LISTA DE TAREFAS:
1: Indique se cada afirmação concorda com o texto sobre adiar o próprio corpo. Responda sim ou não e cite as palavras do texto que decidem. (a) Na clínica, a frase descreve um padrão observável. (b) As pessoas adiam o próprio corpo em nome de si mesmas. (c) Come-se mal porque parar trinta minutos atrapalharia os outros.
2: Imprima o trecho do texto sobre adiar o próprio corpo que começa em "Viva por você, não" e vai até "depende de você.", sem alterar nada.

BLOCO DE TEXTO:
Viva por você, não morra pelos outros
A frase que resume o trabalho, e o que ela significa na prática clínica: fazer cem por cento do que está disponível hoje, no presente, em vez de adiar o corpo até que sobre tempo.
"Viva por você. Não morra pelos outros. Faça cem por cento daquilo que está disponível pra você hoje, no presente."
A frase abre este trabalho e, à primeira vista, soa como autoajuda. Na clínica, ela descreve um padrão observável — e é um dos mais comuns.
O padrão
As pessoas adiam o próprio corpo em nome de outras.
Trabalha-se além do que o organismo sustenta para dar conta da família. Adia-se a consulta porque a semana está pesada para a equipe. Come-se mal porque parar quarenta minutos atrapalharia os outros. Dorme-se pouco porque o projeto depende de você.

Dados de compreensão de documentos:

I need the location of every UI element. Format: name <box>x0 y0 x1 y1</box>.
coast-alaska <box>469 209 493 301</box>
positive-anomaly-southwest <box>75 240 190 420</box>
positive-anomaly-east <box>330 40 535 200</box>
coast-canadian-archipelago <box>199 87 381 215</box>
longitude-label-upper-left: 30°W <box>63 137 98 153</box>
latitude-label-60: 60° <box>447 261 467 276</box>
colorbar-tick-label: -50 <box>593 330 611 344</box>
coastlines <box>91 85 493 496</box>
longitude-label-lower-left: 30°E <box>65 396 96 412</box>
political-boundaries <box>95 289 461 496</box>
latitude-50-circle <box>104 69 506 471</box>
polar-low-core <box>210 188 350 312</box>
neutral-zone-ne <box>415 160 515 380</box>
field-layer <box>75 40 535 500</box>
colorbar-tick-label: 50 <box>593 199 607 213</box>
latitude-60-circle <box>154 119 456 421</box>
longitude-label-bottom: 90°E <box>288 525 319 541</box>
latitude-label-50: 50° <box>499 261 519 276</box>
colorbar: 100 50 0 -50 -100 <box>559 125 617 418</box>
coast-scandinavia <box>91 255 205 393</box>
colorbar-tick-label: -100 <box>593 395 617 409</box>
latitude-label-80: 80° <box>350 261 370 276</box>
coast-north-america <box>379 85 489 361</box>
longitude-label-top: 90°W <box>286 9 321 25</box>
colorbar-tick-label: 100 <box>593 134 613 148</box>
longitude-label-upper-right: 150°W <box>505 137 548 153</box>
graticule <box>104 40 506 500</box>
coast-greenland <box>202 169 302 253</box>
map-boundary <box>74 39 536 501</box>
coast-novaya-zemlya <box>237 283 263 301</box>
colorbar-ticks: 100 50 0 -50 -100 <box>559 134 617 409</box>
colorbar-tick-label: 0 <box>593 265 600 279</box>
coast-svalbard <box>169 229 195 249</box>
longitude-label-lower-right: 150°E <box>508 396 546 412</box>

RESPOSTAS DOS EXERCÍCIOS:
1:
(a) Sim: "Na clínica, ela descreve um padrão observável"
(b) Não: "As pessoas adiam o próprio corpo em nome de outras."
(c) Não: "Come-se mal porque parar quarenta minutos atrapalharia os outros."

2:
Viva por você, não morra pelos outros
A frase que resume o trabalho, e o que ela significa na prática clínica: fazer cem por cento do que está disponível hoje, no presente, em vez de adiar o corpo até que sobre tempo.
"Viva por você. Não morra pelos outros. Faça cem por cento daquilo que está disponível pra você hoje, no presente."
A frase abre este trabalho e, à primeira vista, soa como autoajuda. Na clínica, ela descreve um padrão observável — e é um dos mais comuns.
O padrão
As pessoas adiam o próprio corpo em nome de outras.
Trabalha-se além do que o organismo sustenta para dar conta da família. Adia-se a consulta porque a semana está pesada para a equipe. Come-se mal porque parar quarenta minutos atrapalharia os outros. Dorme-se pouco porque o projeto depende de você.